[DATA FOR THE TASK]
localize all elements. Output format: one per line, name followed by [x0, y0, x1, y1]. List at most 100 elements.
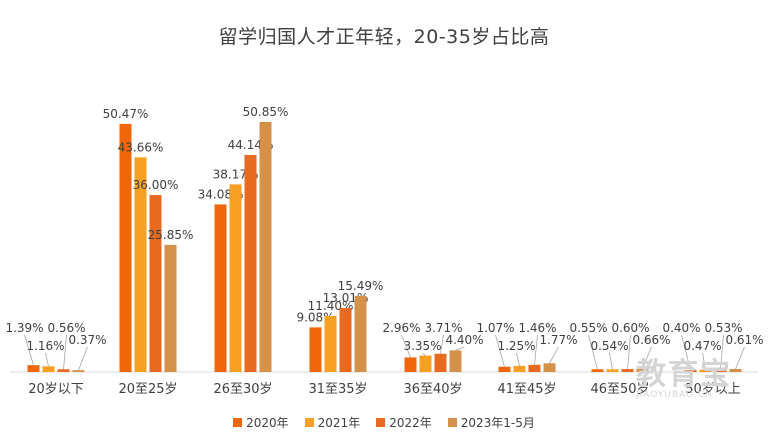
label-leader-line	[63, 334, 67, 370]
data-label-1-series-0: 50.47%	[103, 107, 149, 121]
x-tick-label: 26至30岁	[213, 382, 272, 397]
x-tick-label: 36至40岁	[403, 382, 462, 397]
legend: 2020年 2021年 2022年 2023年1-5月	[0, 414, 768, 431]
legend-item-2: 2022年	[376, 414, 432, 431]
legend-item-1: 2021年	[304, 414, 361, 431]
bar-6-series-0	[591, 369, 604, 372]
data-label-4-series-0: 2.96%	[382, 321, 420, 335]
data-label-7-series-2: 0.53%	[704, 321, 742, 335]
bar-2-series-0	[214, 204, 227, 372]
bar-7-series-1	[699, 369, 712, 372]
x-tick-label: 46至50岁	[590, 382, 649, 397]
bar-1-series-3	[164, 244, 177, 372]
label-leader-line	[78, 346, 88, 371]
bar-1-series-0	[119, 123, 132, 372]
data-label-6-series-0: 0.55%	[569, 321, 607, 335]
bar-5-series-1	[513, 365, 526, 372]
bar-7-series-0	[684, 370, 697, 372]
label-leader-line	[516, 352, 520, 366]
label-leader-line	[588, 334, 598, 370]
legend-swatch	[447, 418, 457, 427]
bar-4-series-0	[404, 357, 417, 372]
bar-4-series-2	[434, 353, 447, 372]
bar-7-series-2	[714, 369, 727, 372]
legend-swatch	[304, 418, 314, 427]
bar-5-series-0	[498, 366, 511, 372]
data-label-7-series-3: 0.61%	[725, 333, 763, 347]
label-leader-line	[45, 352, 49, 367]
data-label-6-series-2: 0.60%	[611, 321, 649, 335]
bar-3-series-0	[309, 327, 322, 372]
data-label-4-series-3: 4.40%	[445, 333, 483, 347]
data-label-1-series-2: 36.00%	[133, 178, 179, 192]
bar-0-series-0	[27, 365, 40, 372]
data-label-6-series-1: 0.54%	[590, 339, 628, 353]
bar-0-series-3	[72, 370, 85, 372]
data-label-3-series-3: 15.49%	[338, 279, 384, 293]
label-leader-line	[495, 334, 505, 367]
legend-item-3: 2023年1-5月	[447, 414, 535, 431]
bar-6-series-1	[606, 369, 619, 372]
legend-swatch	[233, 418, 243, 427]
data-label-5-series-1: 1.25%	[497, 339, 535, 353]
bar-4-series-3	[449, 350, 462, 372]
label-leader-line	[681, 334, 691, 371]
bar-2-series-3	[259, 122, 272, 372]
label-leader-line	[401, 334, 411, 358]
x-tick-label: 41至45岁	[497, 382, 556, 397]
bar-6-series-3	[636, 368, 649, 372]
x-tick-label: 50岁以上	[685, 382, 741, 397]
bar-2-series-2	[244, 154, 257, 372]
bar-4-series-1	[419, 355, 432, 372]
data-label-4-series-1: 3.35%	[403, 339, 441, 353]
bar-0-series-1	[42, 366, 55, 372]
bar-3-series-3	[354, 295, 367, 372]
bar-5-series-3	[543, 363, 556, 372]
bar-2-series-1	[229, 184, 242, 372]
watermark-logo: 教育宝 JIAOYUBAO.CN	[636, 360, 766, 406]
watermark-domain: JIAOYUBAO.CN	[636, 390, 713, 400]
label-leader-line	[549, 346, 559, 364]
legend-label: 2021年	[317, 416, 361, 430]
data-label-2-series-3: 50.85%	[243, 105, 289, 119]
label-leader-line	[534, 334, 538, 365]
label-leader-line	[609, 352, 613, 370]
label-leader-line	[702, 352, 706, 370]
legend-label: 2022年	[389, 416, 432, 430]
label-leader-line	[642, 346, 652, 369]
legend-item-0: 2020年	[233, 414, 289, 431]
data-label-0-series-1: 1.16%	[26, 339, 64, 353]
data-label-7-series-1: 0.47%	[683, 339, 721, 353]
x-tick-label: 20岁以下	[28, 382, 84, 397]
x-tick-label: 20至25岁	[118, 382, 177, 397]
bar-6-series-2	[621, 369, 634, 372]
label-leader-line	[720, 334, 724, 370]
x-tick-label: 31至35岁	[308, 382, 367, 397]
label-leader-line	[455, 346, 465, 351]
data-label-5-series-3: 1.77%	[539, 333, 577, 347]
bar-0-series-2	[57, 369, 70, 372]
data-label-5-series-0: 1.07%	[476, 321, 514, 335]
data-label-5-series-2: 1.46%	[518, 321, 556, 335]
label-leader-line	[422, 352, 426, 356]
data-label-6-series-3: 0.66%	[632, 333, 670, 347]
data-label-0-series-0: 1.39%	[5, 321, 43, 335]
bar-1-series-1	[134, 157, 147, 372]
label-leader-line	[735, 346, 745, 370]
label-leader-line	[440, 334, 444, 354]
data-label-4-series-2: 3.71%	[424, 321, 462, 335]
label-leader-line	[627, 334, 631, 370]
label-leader-line	[24, 334, 34, 366]
data-label-1-series-3: 25.85%	[148, 228, 194, 242]
bar-5-series-2	[528, 364, 541, 372]
legend-swatch	[376, 418, 386, 427]
watermark-text: 教育宝	[636, 357, 732, 392]
legend-label: 2023年1-5月	[460, 416, 535, 430]
bar-3-series-1	[324, 315, 337, 372]
bar-1-series-2	[149, 195, 162, 372]
data-label-0-series-2: 0.56%	[47, 321, 85, 335]
bar-3-series-2	[339, 308, 352, 372]
data-label-7-series-0: 0.40%	[662, 321, 700, 335]
chart-title: 留学归国人才正年轻，20-35岁占比高	[218, 26, 550, 48]
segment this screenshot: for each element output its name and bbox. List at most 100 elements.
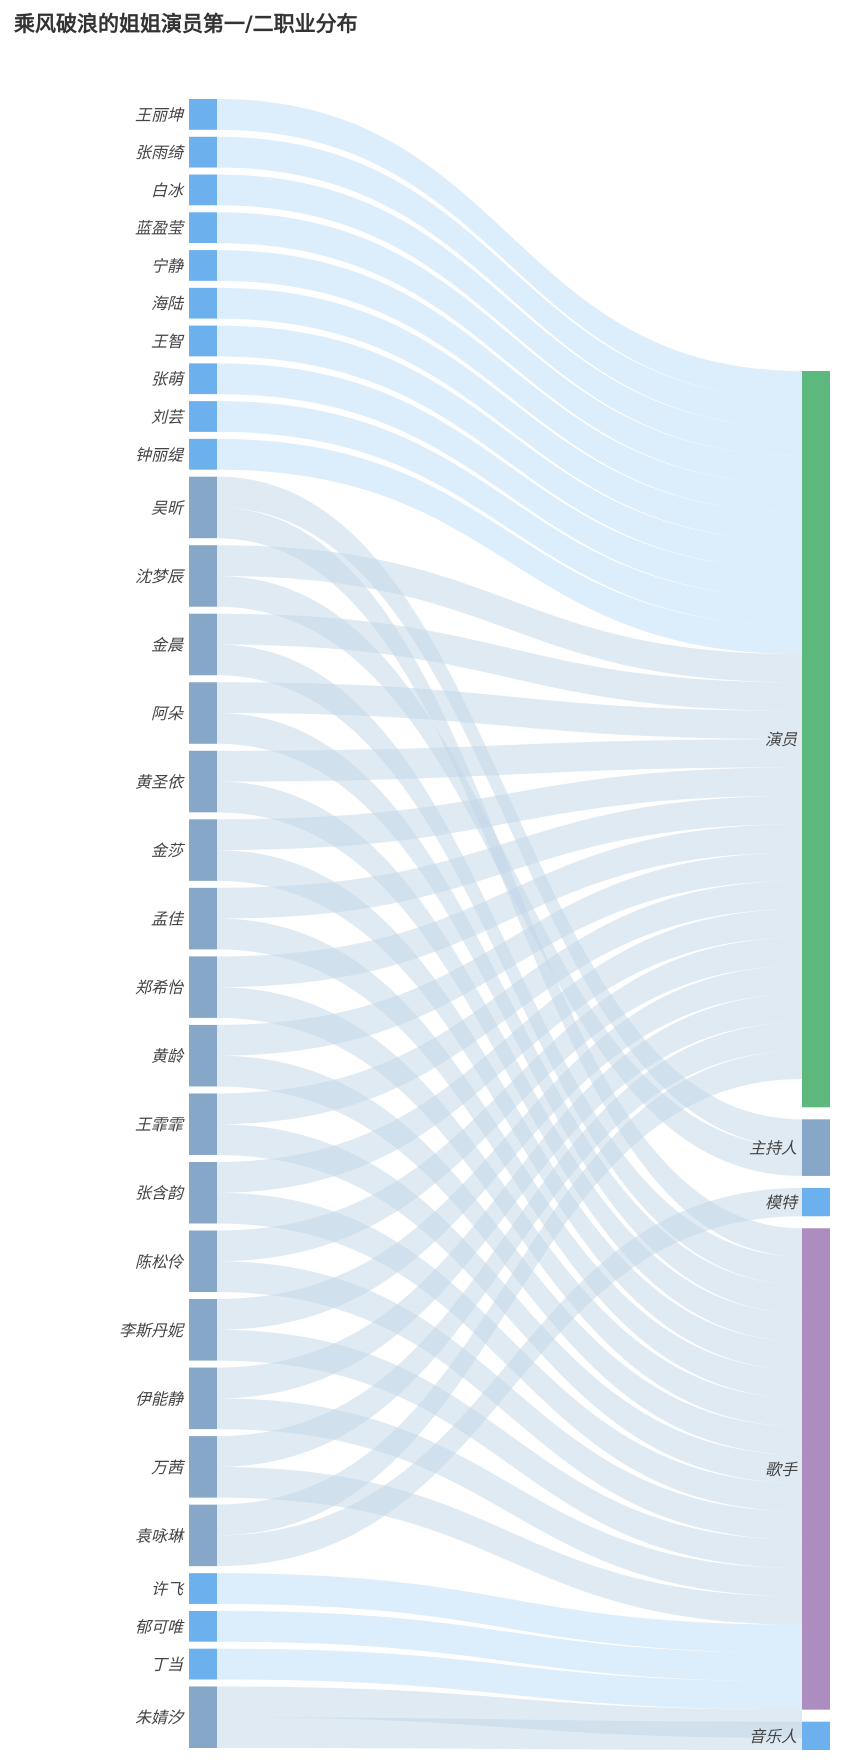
source-node[interactable] xyxy=(189,1230,217,1293)
chart-title: 乘风破浪的姐姐演员第一/二职业分布 xyxy=(14,12,358,36)
target-node[interactable] xyxy=(802,371,830,1108)
source-label: 海陆 xyxy=(151,294,185,313)
target-label: 演员 xyxy=(765,730,798,749)
source-node[interactable] xyxy=(189,250,217,281)
sankey-link xyxy=(217,363,802,598)
sankey-link xyxy=(217,994,802,1399)
sankey-link xyxy=(217,1022,802,1467)
source-label: 张含韵 xyxy=(135,1184,185,1203)
source-node[interactable] xyxy=(189,476,217,539)
sankey-link xyxy=(217,682,802,740)
source-label: 王丽坤 xyxy=(135,105,185,124)
sankey-link xyxy=(217,99,802,400)
source-label: 吴昕 xyxy=(151,498,185,517)
source-node[interactable] xyxy=(189,212,217,244)
source-label: 许飞 xyxy=(151,1580,185,1599)
source-node[interactable] xyxy=(189,1686,217,1748)
sankey-link xyxy=(217,909,802,1193)
source-node[interactable] xyxy=(189,1573,217,1604)
sankey-nodes xyxy=(189,99,830,1750)
sankey-link xyxy=(217,767,802,851)
source-node[interactable] xyxy=(189,613,217,676)
target-label: 音乐人 xyxy=(749,1727,797,1746)
source-label: 丁当 xyxy=(151,1655,185,1674)
target-node[interactable] xyxy=(802,1228,830,1710)
source-label: 钟丽缇 xyxy=(135,445,185,464)
sankey-links xyxy=(217,99,802,1750)
sankey-link xyxy=(217,1192,802,1512)
source-node[interactable] xyxy=(189,545,217,607)
sankey-link xyxy=(217,1187,802,1567)
target-node[interactable] xyxy=(802,1187,830,1217)
source-node[interactable] xyxy=(189,401,217,432)
sankey-link xyxy=(217,965,802,1330)
sankey-link xyxy=(217,1573,802,1654)
sankey-link xyxy=(217,1648,802,1710)
source-node[interactable] xyxy=(189,682,217,744)
source-label: 王霏霏 xyxy=(135,1115,185,1134)
source-node[interactable] xyxy=(189,363,217,395)
target-node[interactable] xyxy=(802,1119,830,1176)
source-label: 黄龄 xyxy=(151,1047,185,1066)
source-label: 金晨 xyxy=(151,635,184,654)
source-label: 万茜 xyxy=(151,1458,186,1477)
source-label: 郑希怡 xyxy=(135,978,185,997)
sankey-link xyxy=(217,174,802,456)
source-node[interactable] xyxy=(189,136,217,168)
target-label: 主持人 xyxy=(749,1139,797,1158)
sankey-link xyxy=(217,824,802,988)
source-label: 朱婧汐 xyxy=(135,1708,185,1727)
source-label: 袁咏琳 xyxy=(135,1526,185,1545)
sankey-link xyxy=(217,575,802,1176)
target-label: 歌手 xyxy=(765,1460,798,1479)
source-label: 白冰 xyxy=(151,181,185,200)
source-node[interactable] xyxy=(189,819,217,881)
source-node[interactable] xyxy=(189,99,217,130)
source-label: 伊能静 xyxy=(135,1389,185,1408)
sankey-link xyxy=(217,937,802,1262)
source-label: 李斯丹妮 xyxy=(119,1321,185,1340)
source-node[interactable] xyxy=(189,887,217,950)
sankey-link xyxy=(217,1398,802,1597)
source-node[interactable] xyxy=(189,1024,217,1087)
sankey-link xyxy=(217,401,802,626)
sankey-link xyxy=(217,287,802,541)
source-node[interactable] xyxy=(189,1093,217,1155)
target-label: 模特 xyxy=(765,1193,799,1212)
source-node[interactable] xyxy=(189,956,217,1018)
source-node[interactable] xyxy=(189,1367,217,1430)
source-node[interactable] xyxy=(189,1504,217,1567)
sankey-link xyxy=(217,795,802,919)
source-label: 蓝盈莹 xyxy=(135,219,186,238)
sankey-link xyxy=(217,438,802,655)
sankey-link xyxy=(217,325,802,570)
source-node[interactable] xyxy=(189,1161,217,1224)
source-node[interactable] xyxy=(189,174,217,206)
target-node[interactable] xyxy=(802,1721,830,1750)
source-label: 陈松伶 xyxy=(135,1252,185,1271)
sankey-link xyxy=(217,613,802,711)
source-label: 张雨绮 xyxy=(135,143,185,162)
source-label: 张萌 xyxy=(151,370,186,389)
sankey-link xyxy=(217,1329,802,1569)
source-label: 宁静 xyxy=(151,256,185,275)
source-label: 郁可唯 xyxy=(135,1617,185,1636)
source-label: 阿朵 xyxy=(151,704,184,723)
source-node[interactable] xyxy=(189,438,217,470)
source-node[interactable] xyxy=(189,287,217,319)
source-node[interactable] xyxy=(189,1436,217,1498)
source-label: 金莎 xyxy=(151,841,186,860)
source-label: 王智 xyxy=(151,332,185,351)
source-node[interactable] xyxy=(189,325,217,357)
sankey-link xyxy=(217,250,802,513)
sankey-link xyxy=(217,1261,802,1540)
source-node[interactable] xyxy=(189,750,217,813)
source-node[interactable] xyxy=(189,1299,217,1361)
sankey-link xyxy=(217,136,802,428)
source-node[interactable] xyxy=(189,1648,217,1680)
sankey-labels: 王丽坤张雨绮白冰蓝盈莹宁静海陆王智张萌刘芸钟丽缇吴昕沈梦辰金晨阿朵黄圣依金莎孟佳… xyxy=(119,105,799,1745)
sankey-link xyxy=(217,880,802,1125)
source-label: 黄圣依 xyxy=(135,773,185,792)
sankey-link xyxy=(217,739,802,782)
source-node[interactable] xyxy=(189,1610,217,1642)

[WHAT TO WORK ON] Duplicate the stretch of the listing from the line that contains "334, 67, 370]" through the line that contains "370, 697, 372]", keeping every line exactly the same.

[RESULT]
label-leader-line	[63, 334, 67, 370]
data-label-1-series-0: 50.47%	[103, 107, 149, 121]
x-tick-label: 26至30岁	[213, 382, 272, 397]
x-tick-label: 36至40岁	[403, 382, 462, 397]
legend: 2020年 2021年 2022年 2023年1-5月	[0, 414, 768, 431]
legend-item-2: 2022年	[376, 414, 432, 431]
legend-item-1: 2021年	[304, 414, 361, 431]
bar-6-series-0	[591, 369, 604, 372]
data-label-4-series-0: 2.96%	[382, 321, 420, 335]
data-label-7-series-2: 0.53%	[704, 321, 742, 335]
bar-2-series-0	[214, 204, 227, 372]
bar-7-series-1	[699, 369, 712, 372]
x-tick-label: 46至50岁	[590, 382, 649, 397]
bar-1-series-3	[164, 244, 177, 372]
label-leader-line	[78, 346, 88, 371]
bar-1-series-0	[119, 123, 132, 372]
data-label-6-series-0: 0.55%	[569, 321, 607, 335]
bar-5-series-1	[513, 365, 526, 372]
bar-7-series-0	[684, 370, 697, 372]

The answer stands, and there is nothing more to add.